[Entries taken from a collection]

^^^^^^^^

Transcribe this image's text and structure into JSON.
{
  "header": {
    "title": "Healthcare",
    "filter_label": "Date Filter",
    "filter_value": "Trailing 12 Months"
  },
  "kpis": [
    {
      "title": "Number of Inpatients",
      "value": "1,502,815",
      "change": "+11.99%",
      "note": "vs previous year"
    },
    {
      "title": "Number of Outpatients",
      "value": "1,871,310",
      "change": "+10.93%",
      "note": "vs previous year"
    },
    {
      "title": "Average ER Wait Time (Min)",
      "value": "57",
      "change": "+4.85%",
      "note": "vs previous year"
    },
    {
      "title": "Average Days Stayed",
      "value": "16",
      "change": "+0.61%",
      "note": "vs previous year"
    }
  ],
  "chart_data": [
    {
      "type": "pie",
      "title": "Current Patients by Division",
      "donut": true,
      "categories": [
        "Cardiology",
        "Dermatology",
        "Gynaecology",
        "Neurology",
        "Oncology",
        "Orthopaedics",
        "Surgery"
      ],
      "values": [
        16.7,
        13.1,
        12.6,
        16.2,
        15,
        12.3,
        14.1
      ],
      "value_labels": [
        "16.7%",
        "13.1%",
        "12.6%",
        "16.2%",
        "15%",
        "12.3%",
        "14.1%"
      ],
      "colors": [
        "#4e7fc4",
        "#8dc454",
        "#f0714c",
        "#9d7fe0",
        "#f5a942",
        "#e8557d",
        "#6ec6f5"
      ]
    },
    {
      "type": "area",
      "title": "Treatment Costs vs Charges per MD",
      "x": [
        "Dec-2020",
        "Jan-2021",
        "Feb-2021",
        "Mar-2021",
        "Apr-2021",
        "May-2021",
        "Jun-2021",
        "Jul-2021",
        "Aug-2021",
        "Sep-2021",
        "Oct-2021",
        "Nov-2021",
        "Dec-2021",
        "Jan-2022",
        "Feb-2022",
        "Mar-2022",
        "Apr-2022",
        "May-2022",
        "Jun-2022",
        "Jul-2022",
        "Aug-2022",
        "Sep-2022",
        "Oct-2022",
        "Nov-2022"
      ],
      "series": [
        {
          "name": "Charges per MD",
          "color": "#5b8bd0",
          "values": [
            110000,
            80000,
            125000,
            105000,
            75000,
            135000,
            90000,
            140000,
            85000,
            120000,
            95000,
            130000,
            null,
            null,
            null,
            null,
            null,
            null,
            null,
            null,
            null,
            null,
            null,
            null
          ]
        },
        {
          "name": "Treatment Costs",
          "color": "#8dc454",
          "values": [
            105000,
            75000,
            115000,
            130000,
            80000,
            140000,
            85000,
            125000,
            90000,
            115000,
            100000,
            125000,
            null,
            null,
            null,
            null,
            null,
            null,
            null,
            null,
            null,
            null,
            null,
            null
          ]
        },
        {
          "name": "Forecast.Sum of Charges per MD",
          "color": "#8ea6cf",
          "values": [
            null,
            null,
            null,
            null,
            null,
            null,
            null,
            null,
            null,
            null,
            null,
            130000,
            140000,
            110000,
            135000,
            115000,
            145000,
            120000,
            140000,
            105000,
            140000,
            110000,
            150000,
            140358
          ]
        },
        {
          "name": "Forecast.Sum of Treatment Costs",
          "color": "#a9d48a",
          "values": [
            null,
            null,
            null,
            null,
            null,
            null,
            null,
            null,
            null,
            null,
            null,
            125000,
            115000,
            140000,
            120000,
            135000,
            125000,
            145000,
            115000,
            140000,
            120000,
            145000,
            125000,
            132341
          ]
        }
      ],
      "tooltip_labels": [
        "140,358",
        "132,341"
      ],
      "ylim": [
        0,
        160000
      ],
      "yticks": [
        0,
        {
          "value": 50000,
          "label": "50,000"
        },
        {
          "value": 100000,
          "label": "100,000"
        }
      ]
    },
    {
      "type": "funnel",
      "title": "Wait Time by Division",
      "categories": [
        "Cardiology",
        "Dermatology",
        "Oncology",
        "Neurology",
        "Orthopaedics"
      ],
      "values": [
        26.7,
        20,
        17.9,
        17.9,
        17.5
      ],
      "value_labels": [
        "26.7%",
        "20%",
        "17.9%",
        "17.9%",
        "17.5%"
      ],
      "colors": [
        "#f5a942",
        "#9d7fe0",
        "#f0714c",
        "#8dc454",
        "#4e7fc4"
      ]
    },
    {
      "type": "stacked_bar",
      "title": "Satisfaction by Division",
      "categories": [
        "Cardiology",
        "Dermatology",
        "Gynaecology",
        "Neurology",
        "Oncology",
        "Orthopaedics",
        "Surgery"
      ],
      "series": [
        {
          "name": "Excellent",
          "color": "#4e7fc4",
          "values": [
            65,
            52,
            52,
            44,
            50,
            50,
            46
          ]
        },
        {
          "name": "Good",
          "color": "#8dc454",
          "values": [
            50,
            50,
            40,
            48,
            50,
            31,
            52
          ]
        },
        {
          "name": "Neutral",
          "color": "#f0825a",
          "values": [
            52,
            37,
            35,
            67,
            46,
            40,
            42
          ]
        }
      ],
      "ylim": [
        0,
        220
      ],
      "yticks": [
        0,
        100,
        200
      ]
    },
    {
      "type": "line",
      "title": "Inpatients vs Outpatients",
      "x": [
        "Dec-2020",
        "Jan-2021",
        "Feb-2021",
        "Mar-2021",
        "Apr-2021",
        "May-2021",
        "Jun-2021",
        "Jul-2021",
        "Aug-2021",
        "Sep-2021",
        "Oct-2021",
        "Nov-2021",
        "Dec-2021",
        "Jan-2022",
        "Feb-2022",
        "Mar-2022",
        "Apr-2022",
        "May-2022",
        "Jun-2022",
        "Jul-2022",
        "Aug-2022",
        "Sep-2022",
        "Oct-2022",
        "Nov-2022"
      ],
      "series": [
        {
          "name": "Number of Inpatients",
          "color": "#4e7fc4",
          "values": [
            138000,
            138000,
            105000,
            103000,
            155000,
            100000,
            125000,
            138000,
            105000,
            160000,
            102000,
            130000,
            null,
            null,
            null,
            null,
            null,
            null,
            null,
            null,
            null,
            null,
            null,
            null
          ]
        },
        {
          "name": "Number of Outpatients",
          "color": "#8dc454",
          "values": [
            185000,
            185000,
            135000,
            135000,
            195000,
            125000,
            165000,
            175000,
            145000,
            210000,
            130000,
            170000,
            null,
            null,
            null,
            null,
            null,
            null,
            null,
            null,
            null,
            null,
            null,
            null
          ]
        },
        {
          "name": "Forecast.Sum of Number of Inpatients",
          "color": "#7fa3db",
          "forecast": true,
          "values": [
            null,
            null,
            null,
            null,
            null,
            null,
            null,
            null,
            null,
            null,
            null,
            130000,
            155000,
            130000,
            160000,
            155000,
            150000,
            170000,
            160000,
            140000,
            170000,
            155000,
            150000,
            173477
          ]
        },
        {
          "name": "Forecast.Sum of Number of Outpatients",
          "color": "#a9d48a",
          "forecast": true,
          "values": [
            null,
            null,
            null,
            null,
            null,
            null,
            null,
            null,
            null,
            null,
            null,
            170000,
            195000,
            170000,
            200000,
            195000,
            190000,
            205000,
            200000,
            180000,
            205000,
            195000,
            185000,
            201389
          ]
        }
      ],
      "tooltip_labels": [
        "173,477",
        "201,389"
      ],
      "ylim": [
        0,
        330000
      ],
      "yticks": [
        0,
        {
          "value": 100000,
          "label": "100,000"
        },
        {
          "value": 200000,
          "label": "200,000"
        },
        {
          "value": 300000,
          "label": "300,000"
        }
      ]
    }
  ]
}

^^^^^^^^

Exercise objective:
Write out an exact copy of every record shown above.

Answer space:
Transcribe this image's text and structure into JSON.
{
  "header": {
    "title": "Healthcare",
    "filter_label": "Date Filter",
    "filter_value": "Trailing 12 Months"
  },
  "kpis": [
    {
      "title": "Number of Inpatients",
      "value": "1,502,815",
      "change": "+11.99%",
      "note": "vs previous year"
    },
    {
      "title": "Number of Outpatients",
      "value": "1,871,310",
      "change": "+10.93%",
      "note": "vs previous year"
    },
    {
      "title": "Average ER Wait Time (Min)",
      "value": "57",
      "change": "+4.85%",
      "note": "vs previous year"
    },
    {
      "title": "Average Days Stayed",
      "value": "16",
      "change": "+0.61%",
      "note": "vs previous year"
    }
  ],
  "chart_data": [
    {
      "type": "pie",
      "title": "Current Patients by Division",
      "donut": true,
      "categories": [
        "Cardiology",
        "Dermatology",
        "Gynaecology",
        "Neurology",
        "Oncology",
        "Orthopaedics",
        "Surgery"
      ],
      "values": [
        16.7,
        13.1,
        12.6,
        16.2,
        15,
        12.3,
        14.1
      ],
      "value_labels": [
        "16.7%",
        "13.1%",
        "12.6%",
        "16.2%",
        "15%",
        "12.3%",
        "14.1%"
      ],
      "colors": [
        "#4e7fc4",
        "#8dc454",
        "#f0714c",
        "#9d7fe0",
        "#f5a942",
        "#e8557d",
        "#6ec6f5"
      ]
    },
    {
      "type": "area",
      "title": "Treatment Costs vs Charges per MD",
      "x": [
        "Dec-2020",
        "Jan-2021",
        "Feb-2021",
        "Mar-2021",
        "Apr-2021",
        "May-2021",
        "Jun-2021",
        "Jul-2021",
        "Aug-2021",
        "Sep-2021",
        "Oct-2021",
        "Nov-2021",
        "Dec-2021",
        "Jan-2022",
        "Feb-2022",
        "Mar-2022",
        "Apr-2022",
        "May-2022",
        "Jun-2022",
        "Jul-2022",
        "Aug-2022",
        "Sep-2022",
        "Oct-2022",
        "Nov-2022"
      ],
      "series": [
        {
          "name": "Charges per MD",
          "color": "#5b8bd0",
          "values": [
            110000,
            80000,
            125000,
            105000,
            75000,
            135000,
            90000,
            140000,
            85000,
            120000,
            95000,
            130000,
            null,
            null,
            null,
            null,
            null,
            null,
            null,
            null,
            null,
            null,
            null,
            null
          ]
        },
        {
          "name": "Treatment Costs",
          "color": "#8dc454",
          "values": [
            105000,
            75000,
            115000,
            130000,
            80000,
            140000,
            85000,
            125000,
            90000,
            115000,
            100000,
            125000,
            null,
            null,
            null,
            null,
            null,
            null,
            null,
            null,
            null,
            null,
            null,
            null
          ]
        },
        {
          "name": "Forecast.Sum of Charges per MD",
          "color": "#8ea6cf",
          "values": [
            null,
            null,
            null,
            null,
            null,
            null,
            null,
            null,
            null,
            null,
            null,
            130000,
            140000,
            110000,
            135000,
            115000,
            145000,
            120000,
            140000,
            105000,
            140000,
            110000,
            150000,
            140358
          ]
        },
        {
          "name": "Forecast.Sum of Treatment Costs",
          "color": "#a9d48a",
          "values": [
            null,
            null,
            null,
            null,
            null,
            null,
            null,
            null,
            null,
            null,
            null,
            125000,
            115000,
            140000,
            120000,
            135000,
            125000,
            145000,
            115000,
            140000,
            120000,
            145000,
            125000,
            132341
          ]
        }
      ],
      "tooltip_labels": [
        "140,358",
        "132,341"
      ],
      "ylim": [
        0,
        160000
      ],
      "yticks": [
        0,
        {
          "value": 50000,
          "label": "50,000"
        },
        {
          "value": 100000,
          "label": "100,000"
        }
      ]
    },
    {
      "type": "funnel",
      "title": "Wait Time by Division",
      "categories": [
        "Cardiology",
        "Dermatology",
        "Oncology",
        "Neurology",
        "Orthopaedics"
      ],
      "values": [
        26.7,
        20,
        17.9,
        17.9,
        17.5
      ],
      "value_labels": [
        "26.7%",
        "20%",
        "17.9%",
        "17.9%",
        "17.5%"
      ],
      "colors": [
        "#f5a942",
        "#9d7fe0",
        "#f0714c",
        "#8dc454",
        "#4e7fc4"
      ]
    },
    {
      "type": "stacked_bar",
      "title": "Satisfaction by Division",
      "categories": [
        "Cardiology",
        "Dermatology",
        "Gynaecology",
        "Neurology",
        "Oncology",
        "Orthopaedics",
        "Surgery"
      ],
      "series": [
        {
          "name": "Excellent",
          "color": "#4e7fc4",
          "values": [
            65,
            52,
            52,
            44,
            50,
            50,
            46
          ]
        },
        {
          "name": "Good",
          "color": "#8dc454",
          "values": [
            50,
            50,
            40,
            48,
            50,
            31,
            52
          ]
        },
        {
          "name": "Neutral",
          "color": "#f0825a",
          "values": [
            52,
            37,
            35,
            67,
            46,
            40,
            42
          ]
        }
      ],
      "ylim": [
        0,
        220
      ],
      "yticks": [
        0,
        100,
        200
      ]
    },
    {
      "type": "line",
      "title": "Inpatients vs Outpatients",
      "x": [
        "Dec-2020",
        "Jan-2021",
        "Feb-2021",
        "Mar-2021",
        "Apr-2021",
        "May-2021",
        "Jun-2021",
        "Jul-2021",
        "Aug-2021",
        "Sep-2021",
        "Oct-2021",
        "Nov-2021",
        "Dec-2021",
        "Jan-2022",
        "Feb-2022",
        "Mar-2022",
        "Apr-2022",
        "May-2022",
        "Jun-2022",
        "Jul-2022",
        "Aug-2022",
        "Sep-2022",
        "Oct-2022",
        "Nov-2022"
      ],
      "series": [
        {
          "name": "Number of Inpatients",
          "color": "#4e7fc4",
          "values": [
            138000,
            138000,
            105000,
            103000,
            155000,
            100000,
            125000,
            138000,
            105000,
            160000,
            102000,
            130000,
            null,
            null,
            null,
            null,
            null,
            null,
            null,
            null,
            null,
            null,
            null,
            null
          ]
        },
        {
          "name": "Number of Outpatients",
          "color": "#8dc454",
          "values": [
            185000,
            185000,
            135000,
            135000,
            195000,
            125000,
            165000,
            175000,
            145000,
            210000,
            130000,
            170000,
            null,
            null,
            null,
            null,
            null,
            null,
            null,
            null,
            null,
            null,
            null,
            null
          ]
        },
        {
          "name": "Forecast.Sum of Number of Inpatients",
          "color": "#7fa3db",
          "forecast": true,
          "values": [
            null,
            null,
            null,
            null,
            null,
            null,
            null,
            null,
            null,
            null,
            null,
            130000,
            155000,
            130000,
            160000,
            155000,
            150000,
            170000,
            160000,
            140000,
            170000,
            155000,
            150000,
            173477
          ]
        },
        {
          "name": "Forecast.Sum of Number of Outpatients",
          "color": "#a9d48a",
          "forecast": true,
          "values": [
            null,
            null,
            null,
            null,
            null,
            null,
            null,
            null,
            null,
            null,
            null,
            170000,
            195000,
            170000,
            200000,
            195000,
            190000,
            205000,
            200000,
            180000,
            205000,
            195000,
            185000,
            201389
          ]
        }
      ],
      "tooltip_labels": [
        "173,477",
        "201,389"
      ],
      "ylim": [
        0,
        330000
      ],
      "yticks": [
        0,
        {
          "value": 100000,
          "label": "100,000"
        },
        {
          "value": 200000,
          "label": "200,000"
        },
        {
          "value": 300000,
          "label": "300,000"
        }
      ]
    }
  ]
}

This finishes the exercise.